Records from a data collection:
══════════════════════════════
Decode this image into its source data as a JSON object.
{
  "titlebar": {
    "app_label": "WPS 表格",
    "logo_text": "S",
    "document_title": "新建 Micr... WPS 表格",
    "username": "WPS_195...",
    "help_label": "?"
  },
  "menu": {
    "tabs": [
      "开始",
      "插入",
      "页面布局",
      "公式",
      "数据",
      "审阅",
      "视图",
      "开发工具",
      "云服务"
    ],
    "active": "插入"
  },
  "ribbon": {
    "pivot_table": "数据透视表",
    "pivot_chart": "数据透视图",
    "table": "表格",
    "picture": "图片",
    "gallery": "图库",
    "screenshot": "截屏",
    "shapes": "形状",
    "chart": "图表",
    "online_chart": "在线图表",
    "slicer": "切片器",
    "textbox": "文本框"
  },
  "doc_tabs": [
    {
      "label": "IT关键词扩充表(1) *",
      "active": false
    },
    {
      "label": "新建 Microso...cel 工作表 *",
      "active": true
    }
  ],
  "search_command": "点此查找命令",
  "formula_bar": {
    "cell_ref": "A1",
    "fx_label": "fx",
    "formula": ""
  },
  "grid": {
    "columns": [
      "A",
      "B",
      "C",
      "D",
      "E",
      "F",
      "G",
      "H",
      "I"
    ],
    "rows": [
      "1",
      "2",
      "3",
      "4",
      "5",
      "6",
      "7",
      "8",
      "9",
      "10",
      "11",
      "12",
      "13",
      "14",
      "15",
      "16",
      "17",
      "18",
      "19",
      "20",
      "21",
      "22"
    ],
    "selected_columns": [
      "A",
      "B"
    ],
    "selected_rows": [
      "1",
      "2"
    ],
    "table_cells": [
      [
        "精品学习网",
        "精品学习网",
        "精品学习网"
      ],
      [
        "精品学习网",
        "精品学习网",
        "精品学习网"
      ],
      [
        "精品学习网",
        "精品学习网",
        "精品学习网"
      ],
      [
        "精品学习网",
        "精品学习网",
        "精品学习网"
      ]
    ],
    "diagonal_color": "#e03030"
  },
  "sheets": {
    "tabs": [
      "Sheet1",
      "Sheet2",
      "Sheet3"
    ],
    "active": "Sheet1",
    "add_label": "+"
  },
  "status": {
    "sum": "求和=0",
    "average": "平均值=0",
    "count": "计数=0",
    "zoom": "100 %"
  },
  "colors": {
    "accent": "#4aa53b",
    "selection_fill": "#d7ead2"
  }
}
══════════════════════════════
Repeat every entry word for word.

RESPONSE FOR THIS EXERCISE:
Decode this image into its source data as a JSON object.
{
  "titlebar": {
    "app_label": "WPS 表格",
    "logo_text": "S",
    "document_title": "新建 Micr... WPS 表格",
    "username": "WPS_195...",
    "help_label": "?"
  },
  "menu": {
    "tabs": [
      "开始",
      "插入",
      "页面布局",
      "公式",
      "数据",
      "审阅",
      "视图",
      "开发工具",
      "云服务"
    ],
    "active": "插入"
  },
  "ribbon": {
    "pivot_table": "数据透视表",
    "pivot_chart": "数据透视图",
    "table": "表格",
    "picture": "图片",
    "gallery": "图库",
    "screenshot": "截屏",
    "shapes": "形状",
    "chart": "图表",
    "online_chart": "在线图表",
    "slicer": "切片器",
    "textbox": "文本框"
  },
  "doc_tabs": [
    {
      "label": "IT关键词扩充表(1) *",
      "active": false
    },
    {
      "label": "新建 Microso...cel 工作表 *",
      "active": true
    }
  ],
  "search_command": "点此查找命令",
  "formula_bar": {
    "cell_ref": "A1",
    "fx_label": "fx",
    "formula": ""
  },
  "grid": {
    "columns": [
      "A",
      "B",
      "C",
      "D",
      "E",
      "F",
      "G",
      "H",
      "I"
    ],
    "rows": [
      "1",
      "2",
      "3",
      "4",
      "5",
      "6",
      "7",
      "8",
      "9",
      "10",
      "11",
      "12",
      "13",
      "14",
      "15",
      "16",
      "17",
      "18",
      "19",
      "20",
      "21",
      "22"
    ],
    "selected_columns": [
      "A",
      "B"
    ],
    "selected_rows": [
      "1",
      "2"
    ],
    "table_cells": [
      [
        "精品学习网",
        "精品学习网",
        "精品学习网"
      ],
      [
        "精品学习网",
        "精品学习网",
        "精品学习网"
      ],
      [
        "精品学习网",
        "精品学习网",
        "精品学习网"
      ],
      [
        "精品学习网",
        "精品学习网",
        "精品学习网"
      ]
    ],
    "diagonal_color": "#e03030"
  },
  "sheets": {
    "tabs": [
      "Sheet1",
      "Sheet2",
      "Sheet3"
    ],
    "active": "Sheet1",
    "add_label": "+"
  },
  "status": {
    "sum": "求和=0",
    "average": "平均值=0",
    "count": "计数=0",
    "zoom": "100 %"
  },
  "colors": {
    "accent": "#4aa53b",
    "selection_fill": "#d7ead2"
  }
}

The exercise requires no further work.